### WHAT IS EXPECTED:
Please give the data below again in full, exactly as it stands.

### PROVIDED ENTRIES:
..........

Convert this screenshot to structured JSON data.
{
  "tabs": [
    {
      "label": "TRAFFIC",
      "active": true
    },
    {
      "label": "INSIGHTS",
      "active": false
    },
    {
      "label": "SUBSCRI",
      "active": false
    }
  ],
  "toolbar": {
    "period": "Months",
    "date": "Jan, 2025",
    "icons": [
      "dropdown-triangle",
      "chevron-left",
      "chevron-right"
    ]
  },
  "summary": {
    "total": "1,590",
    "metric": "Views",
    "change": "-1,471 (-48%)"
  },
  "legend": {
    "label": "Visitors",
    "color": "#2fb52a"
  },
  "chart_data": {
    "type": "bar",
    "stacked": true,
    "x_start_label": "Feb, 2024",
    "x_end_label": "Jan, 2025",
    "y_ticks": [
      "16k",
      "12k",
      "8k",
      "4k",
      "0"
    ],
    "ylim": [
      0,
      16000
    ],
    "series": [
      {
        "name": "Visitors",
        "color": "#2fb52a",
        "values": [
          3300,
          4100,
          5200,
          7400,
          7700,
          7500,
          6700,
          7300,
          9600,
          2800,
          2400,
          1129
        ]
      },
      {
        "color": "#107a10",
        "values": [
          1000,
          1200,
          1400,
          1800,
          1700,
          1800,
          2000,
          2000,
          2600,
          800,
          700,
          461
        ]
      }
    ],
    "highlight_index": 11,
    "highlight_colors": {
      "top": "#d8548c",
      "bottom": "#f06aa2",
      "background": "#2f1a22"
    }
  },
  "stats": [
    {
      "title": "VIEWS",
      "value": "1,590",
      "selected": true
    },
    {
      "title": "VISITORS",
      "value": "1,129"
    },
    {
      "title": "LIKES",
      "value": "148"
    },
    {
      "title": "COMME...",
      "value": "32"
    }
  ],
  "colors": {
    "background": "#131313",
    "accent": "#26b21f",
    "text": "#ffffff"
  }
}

..........

### REPLY:
Convert this screenshot to structured JSON data.
{
  "tabs": [
    {
      "label": "TRAFFIC",
      "active": true
    },
    {
      "label": "INSIGHTS",
      "active": false
    },
    {
      "label": "SUBSCRI",
      "active": false
    }
  ],
  "toolbar": {
    "period": "Months",
    "date": "Jan, 2025",
    "icons": [
      "dropdown-triangle",
      "chevron-left",
      "chevron-right"
    ]
  },
  "summary": {
    "total": "1,590",
    "metric": "Views",
    "change": "-1,471 (-48%)"
  },
  "legend": {
    "label": "Visitors",
    "color": "#2fb52a"
  },
  "chart_data": {
    "type": "bar",
    "stacked": true,
    "x_start_label": "Feb, 2024",
    "x_end_label": "Jan, 2025",
    "y_ticks": [
      "16k",
      "12k",
      "8k",
      "4k",
      "0"
    ],
    "ylim": [
      0,
      16000
    ],
    "series": [
      {
        "name": "Visitors",
        "color": "#2fb52a",
        "values": [
          3300,
          4100,
          5200,
          7400,
          7700,
          7500,
          6700,
          7300,
          9600,
          2800,
          2400,
          1129
        ]
      },
      {
        "color": "#107a10",
        "values": [
          1000,
          1200,
          1400,
          1800,
          1700,
          1800,
          2000,
          2000,
          2600,
          800,
          700,
          461
        ]
      }
    ],
    "highlight_index": 11,
    "highlight_colors": {
      "top": "#d8548c",
      "bottom": "#f06aa2",
      "background": "#2f1a22"
    }
  },
  "stats": [
    {
      "title": "VIEWS",
      "value": "1,590",
      "selected": true
    },
    {
      "title": "VISITORS",
      "value": "1,129"
    },
    {
      "title": "LIKES",
      "value": "148"
    },
    {
      "title": "COMME...",
      "value": "32"
    }
  ],
  "colors": {
    "background": "#131313",
    "accent": "#26b21f",
    "text": "#ffffff"
  }
}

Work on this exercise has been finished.